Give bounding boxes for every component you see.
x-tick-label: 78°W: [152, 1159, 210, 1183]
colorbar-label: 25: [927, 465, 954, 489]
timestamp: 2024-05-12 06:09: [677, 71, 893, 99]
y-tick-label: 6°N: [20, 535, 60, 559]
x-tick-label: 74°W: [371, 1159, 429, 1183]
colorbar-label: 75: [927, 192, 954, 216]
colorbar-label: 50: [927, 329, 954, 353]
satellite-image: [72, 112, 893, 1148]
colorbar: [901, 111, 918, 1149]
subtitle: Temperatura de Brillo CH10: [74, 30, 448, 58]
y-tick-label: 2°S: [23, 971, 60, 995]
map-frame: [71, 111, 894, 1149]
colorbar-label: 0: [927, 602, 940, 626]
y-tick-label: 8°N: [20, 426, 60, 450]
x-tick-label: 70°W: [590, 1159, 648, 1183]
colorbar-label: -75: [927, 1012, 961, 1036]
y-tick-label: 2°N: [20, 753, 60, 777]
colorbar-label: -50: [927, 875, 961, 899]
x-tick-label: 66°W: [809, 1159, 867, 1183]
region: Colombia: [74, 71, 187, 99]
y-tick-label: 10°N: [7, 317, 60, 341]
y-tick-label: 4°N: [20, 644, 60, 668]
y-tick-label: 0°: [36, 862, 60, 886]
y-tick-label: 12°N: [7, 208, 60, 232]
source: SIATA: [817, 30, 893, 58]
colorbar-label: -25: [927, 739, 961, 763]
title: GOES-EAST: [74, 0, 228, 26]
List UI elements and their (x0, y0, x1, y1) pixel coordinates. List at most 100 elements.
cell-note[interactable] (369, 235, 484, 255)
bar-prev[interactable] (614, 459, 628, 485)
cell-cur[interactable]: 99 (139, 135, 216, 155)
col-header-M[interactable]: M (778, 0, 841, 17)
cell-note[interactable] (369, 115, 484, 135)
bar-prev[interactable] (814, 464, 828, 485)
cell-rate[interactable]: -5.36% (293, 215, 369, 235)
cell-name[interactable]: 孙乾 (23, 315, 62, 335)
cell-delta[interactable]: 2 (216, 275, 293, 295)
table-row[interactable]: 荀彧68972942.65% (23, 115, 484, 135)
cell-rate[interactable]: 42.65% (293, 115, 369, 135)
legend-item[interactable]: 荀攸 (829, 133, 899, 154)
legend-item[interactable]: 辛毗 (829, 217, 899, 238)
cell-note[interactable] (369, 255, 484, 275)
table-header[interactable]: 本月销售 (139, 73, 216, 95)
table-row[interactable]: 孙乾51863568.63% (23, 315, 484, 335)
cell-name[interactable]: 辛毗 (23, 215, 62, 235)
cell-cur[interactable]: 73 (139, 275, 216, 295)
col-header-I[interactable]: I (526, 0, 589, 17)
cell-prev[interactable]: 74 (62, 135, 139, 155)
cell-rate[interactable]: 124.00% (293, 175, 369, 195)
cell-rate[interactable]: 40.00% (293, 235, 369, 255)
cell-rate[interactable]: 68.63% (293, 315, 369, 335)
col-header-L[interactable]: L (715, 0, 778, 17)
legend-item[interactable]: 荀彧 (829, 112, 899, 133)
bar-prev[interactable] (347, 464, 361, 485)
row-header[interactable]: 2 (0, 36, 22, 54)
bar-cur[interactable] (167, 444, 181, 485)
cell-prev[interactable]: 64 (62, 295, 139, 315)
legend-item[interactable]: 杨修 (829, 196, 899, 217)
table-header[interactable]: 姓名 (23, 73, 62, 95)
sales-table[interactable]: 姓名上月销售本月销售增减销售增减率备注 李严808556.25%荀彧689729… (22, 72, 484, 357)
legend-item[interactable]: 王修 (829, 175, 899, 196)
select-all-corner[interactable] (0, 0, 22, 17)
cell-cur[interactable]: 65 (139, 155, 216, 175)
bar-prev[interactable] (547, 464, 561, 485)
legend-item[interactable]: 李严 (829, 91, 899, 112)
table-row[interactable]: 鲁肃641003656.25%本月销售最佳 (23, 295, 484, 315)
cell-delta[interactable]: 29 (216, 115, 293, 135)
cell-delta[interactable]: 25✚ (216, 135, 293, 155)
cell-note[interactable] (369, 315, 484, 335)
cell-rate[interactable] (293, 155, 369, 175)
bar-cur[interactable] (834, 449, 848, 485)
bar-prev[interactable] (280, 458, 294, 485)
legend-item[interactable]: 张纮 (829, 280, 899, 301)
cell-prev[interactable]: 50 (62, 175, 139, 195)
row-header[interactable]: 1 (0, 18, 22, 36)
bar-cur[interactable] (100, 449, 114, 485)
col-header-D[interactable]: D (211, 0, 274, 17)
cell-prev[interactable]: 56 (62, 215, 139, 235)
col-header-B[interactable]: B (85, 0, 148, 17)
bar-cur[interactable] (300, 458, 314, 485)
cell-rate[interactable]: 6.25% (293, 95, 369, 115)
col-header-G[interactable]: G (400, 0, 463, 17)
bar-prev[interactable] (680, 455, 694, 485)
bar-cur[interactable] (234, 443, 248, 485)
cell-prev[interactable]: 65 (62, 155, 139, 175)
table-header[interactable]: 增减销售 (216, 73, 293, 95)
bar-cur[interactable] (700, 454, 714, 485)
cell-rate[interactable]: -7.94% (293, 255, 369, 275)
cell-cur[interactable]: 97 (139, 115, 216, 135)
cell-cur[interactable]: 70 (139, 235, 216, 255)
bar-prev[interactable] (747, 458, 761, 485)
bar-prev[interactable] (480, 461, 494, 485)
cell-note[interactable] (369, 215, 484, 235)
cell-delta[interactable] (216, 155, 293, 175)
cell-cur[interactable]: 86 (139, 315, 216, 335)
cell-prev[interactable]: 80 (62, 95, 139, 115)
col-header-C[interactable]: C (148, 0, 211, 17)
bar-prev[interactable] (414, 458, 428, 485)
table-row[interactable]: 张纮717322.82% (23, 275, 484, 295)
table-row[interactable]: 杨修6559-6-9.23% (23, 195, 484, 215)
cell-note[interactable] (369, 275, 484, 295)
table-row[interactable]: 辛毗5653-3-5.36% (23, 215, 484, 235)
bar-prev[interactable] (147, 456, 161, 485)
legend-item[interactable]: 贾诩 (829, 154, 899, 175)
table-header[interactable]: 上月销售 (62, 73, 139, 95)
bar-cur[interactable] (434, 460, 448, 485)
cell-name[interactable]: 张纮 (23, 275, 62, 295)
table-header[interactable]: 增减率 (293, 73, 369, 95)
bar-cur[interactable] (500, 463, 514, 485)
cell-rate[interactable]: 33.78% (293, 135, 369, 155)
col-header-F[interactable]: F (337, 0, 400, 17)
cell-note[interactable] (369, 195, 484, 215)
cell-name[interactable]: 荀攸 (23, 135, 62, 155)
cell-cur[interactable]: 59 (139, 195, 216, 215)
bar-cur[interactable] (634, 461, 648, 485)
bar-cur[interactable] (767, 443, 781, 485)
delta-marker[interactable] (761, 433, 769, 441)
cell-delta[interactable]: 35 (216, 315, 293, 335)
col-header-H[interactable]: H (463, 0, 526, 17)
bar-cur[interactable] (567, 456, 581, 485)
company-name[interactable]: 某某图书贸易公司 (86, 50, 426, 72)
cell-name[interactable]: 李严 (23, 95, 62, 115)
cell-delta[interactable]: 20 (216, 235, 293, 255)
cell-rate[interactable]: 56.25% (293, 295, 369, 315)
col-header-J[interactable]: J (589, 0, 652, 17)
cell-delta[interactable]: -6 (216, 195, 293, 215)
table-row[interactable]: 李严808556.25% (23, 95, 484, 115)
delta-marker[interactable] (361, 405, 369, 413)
───
DIRECTIONS FOR THIS TASK
Can you rewrite all of the rows above, changing every "colorbar-label" to "scale-label" and leaving everything else the same?

WORKED SOLUTION
Give bounding boxes for every component you see.
x-tick-label: 78°W: [152, 1159, 210, 1183]
scale-label: 25: [927, 465, 954, 489]
timestamp: 2024-05-12 06:09: [677, 71, 893, 99]
y-tick-label: 6°N: [20, 535, 60, 559]
x-tick-label: 74°W: [371, 1159, 429, 1183]
scale-label: 75: [927, 192, 954, 216]
scale-label: 50: [927, 329, 954, 353]
satellite-image: [72, 112, 893, 1148]
colorbar: [901, 111, 918, 1149]
subtitle: Temperatura de Brillo CH10: [74, 30, 448, 58]
y-tick-label: 2°S: [23, 971, 60, 995]
map-frame: [71, 111, 894, 1149]
scale-label: 0: [927, 602, 940, 626]
y-tick-label: 8°N: [20, 426, 60, 450]
x-tick-label: 70°W: [590, 1159, 648, 1183]
scale-label: -75: [927, 1012, 961, 1036]
y-tick-label: 2°N: [20, 753, 60, 777]
scale-label: -50: [927, 875, 961, 899]
x-tick-label: 66°W: [809, 1159, 867, 1183]
region: Colombia: [74, 71, 187, 99]
y-tick-label: 10°N: [7, 317, 60, 341]
y-tick-label: 4°N: [20, 644, 60, 668]
y-tick-label: 0°: [36, 862, 60, 886]
y-tick-label: 12°N: [7, 208, 60, 232]
source: SIATA: [817, 30, 893, 58]
scale-label: -25: [927, 739, 961, 763]
title: GOES-EAST: [74, 0, 228, 26]
List UI elements and their (x0, y0, x1, y1) pixel coordinates. List at most 100 elements.
cell-note[interactable] (369, 235, 484, 255)
bar-prev[interactable] (614, 459, 628, 485)
cell-cur[interactable]: 99 (139, 135, 216, 155)
col-header-M[interactable]: M (778, 0, 841, 17)
cell-note[interactable] (369, 115, 484, 135)
bar-prev[interactable] (814, 464, 828, 485)
cell-rate[interactable]: -5.36% (293, 215, 369, 235)
cell-name[interactable]: 孙乾 (23, 315, 62, 335)
cell-delta[interactable]: 2 (216, 275, 293, 295)
table-row[interactable]: 荀彧68972942.65% (23, 115, 484, 135)
cell-rate[interactable]: 42.65% (293, 115, 369, 135)
legend-item[interactable]: 荀攸 (829, 133, 899, 154)
legend-item[interactable]: 辛毗 (829, 217, 899, 238)
cell-note[interactable] (369, 255, 484, 275)
table-header[interactable]: 本月销售 (139, 73, 216, 95)
table-row[interactable]: 孙乾51863568.63% (23, 315, 484, 335)
cell-name[interactable]: 辛毗 (23, 215, 62, 235)
cell-cur[interactable]: 73 (139, 275, 216, 295)
col-header-I[interactable]: I (526, 0, 589, 17)
cell-prev[interactable]: 74 (62, 135, 139, 155)
cell-rate[interactable]: 124.00% (293, 175, 369, 195)
cell-rate[interactable]: 40.00% (293, 235, 369, 255)
cell-rate[interactable]: 68.63% (293, 315, 369, 335)
col-header-L[interactable]: L (715, 0, 778, 17)
legend-item[interactable]: 荀彧 (829, 112, 899, 133)
bar-prev[interactable] (347, 464, 361, 485)
row-header[interactable]: 2 (0, 36, 22, 54)
bar-cur[interactable] (167, 444, 181, 485)
cell-prev[interactable]: 64 (62, 295, 139, 315)
legend-item[interactable]: 杨修 (829, 196, 899, 217)
table-header[interactable]: 姓名 (23, 73, 62, 95)
sales-table[interactable]: 姓名上月销售本月销售增减销售增减率备注 李严808556.25%荀彧689729… (22, 72, 484, 357)
legend-item[interactable]: 王修 (829, 175, 899, 196)
select-all-corner[interactable] (0, 0, 22, 17)
cell-cur[interactable]: 65 (139, 155, 216, 175)
bar-prev[interactable] (547, 464, 561, 485)
legend-item[interactable]: 李严 (829, 91, 899, 112)
table-row[interactable]: 鲁肃641003656.25%本月销售最佳 (23, 295, 484, 315)
cell-delta[interactable]: 29 (216, 115, 293, 135)
cell-delta[interactable]: 25✚ (216, 135, 293, 155)
cell-note[interactable] (369, 315, 484, 335)
cell-rate[interactable] (293, 155, 369, 175)
bar-cur[interactable] (834, 449, 848, 485)
bar-prev[interactable] (280, 458, 294, 485)
legend-item[interactable]: 张纮 (829, 280, 899, 301)
cell-prev[interactable]: 50 (62, 175, 139, 195)
row-header[interactable]: 1 (0, 18, 22, 36)
bar-cur[interactable] (100, 449, 114, 485)
col-header-D[interactable]: D (211, 0, 274, 17)
cell-prev[interactable]: 56 (62, 215, 139, 235)
col-header-B[interactable]: B (85, 0, 148, 17)
bar-cur[interactable] (300, 458, 314, 485)
cell-rate[interactable]: 6.25% (293, 95, 369, 115)
col-header-G[interactable]: G (400, 0, 463, 17)
bar-prev[interactable] (680, 455, 694, 485)
bar-cur[interactable] (234, 443, 248, 485)
cell-prev[interactable]: 65 (62, 155, 139, 175)
table-header[interactable]: 增减销售 (216, 73, 293, 95)
bar-cur[interactable] (700, 454, 714, 485)
cell-rate[interactable]: -7.94% (293, 255, 369, 275)
cell-cur[interactable]: 97 (139, 115, 216, 135)
cell-cur[interactable]: 70 (139, 235, 216, 255)
bar-prev[interactable] (747, 458, 761, 485)
bar-prev[interactable] (480, 461, 494, 485)
cell-note[interactable] (369, 215, 484, 235)
cell-delta[interactable] (216, 155, 293, 175)
cell-cur[interactable]: 86 (139, 315, 216, 335)
cell-prev[interactable]: 80 (62, 95, 139, 115)
col-header-C[interactable]: C (148, 0, 211, 17)
bar-prev[interactable] (414, 458, 428, 485)
table-row[interactable]: 张纮717322.82% (23, 275, 484, 295)
table-row[interactable]: 杨修6559-6-9.23% (23, 195, 484, 215)
cell-note[interactable] (369, 275, 484, 295)
table-row[interactable]: 辛毗5653-3-5.36% (23, 215, 484, 235)
bar-prev[interactable] (147, 456, 161, 485)
legend-item[interactable]: 贾诩 (829, 154, 899, 175)
table-header[interactable]: 上月销售 (62, 73, 139, 95)
bar-cur[interactable] (434, 460, 448, 485)
cell-name[interactable]: 张纮 (23, 275, 62, 295)
table-header[interactable]: 增减率 (293, 73, 369, 95)
bar-cur[interactable] (500, 463, 514, 485)
cell-rate[interactable]: 33.78% (293, 135, 369, 155)
col-header-F[interactable]: F (337, 0, 400, 17)
cell-note[interactable] (369, 195, 484, 215)
cell-name[interactable]: 荀攸 (23, 135, 62, 155)
cell-cur[interactable]: 59 (139, 195, 216, 215)
bar-cur[interactable] (634, 461, 648, 485)
bar-cur[interactable] (767, 443, 781, 485)
delta-marker[interactable] (761, 433, 769, 441)
cell-delta[interactable]: 35 (216, 315, 293, 335)
col-header-H[interactable]: H (463, 0, 526, 17)
bar-cur[interactable] (567, 456, 581, 485)
company-name[interactable]: 某某图书贸易公司 (86, 50, 426, 72)
cell-name[interactable]: 李严 (23, 95, 62, 115)
cell-delta[interactable]: 20 (216, 235, 293, 255)
cell-rate[interactable]: 56.25% (293, 295, 369, 315)
col-header-J[interactable]: J (589, 0, 652, 17)
cell-delta[interactable]: -6 (216, 195, 293, 215)
table-row[interactable]: 李严808556.25% (23, 95, 484, 115)
delta-marker[interactable] (361, 405, 369, 413)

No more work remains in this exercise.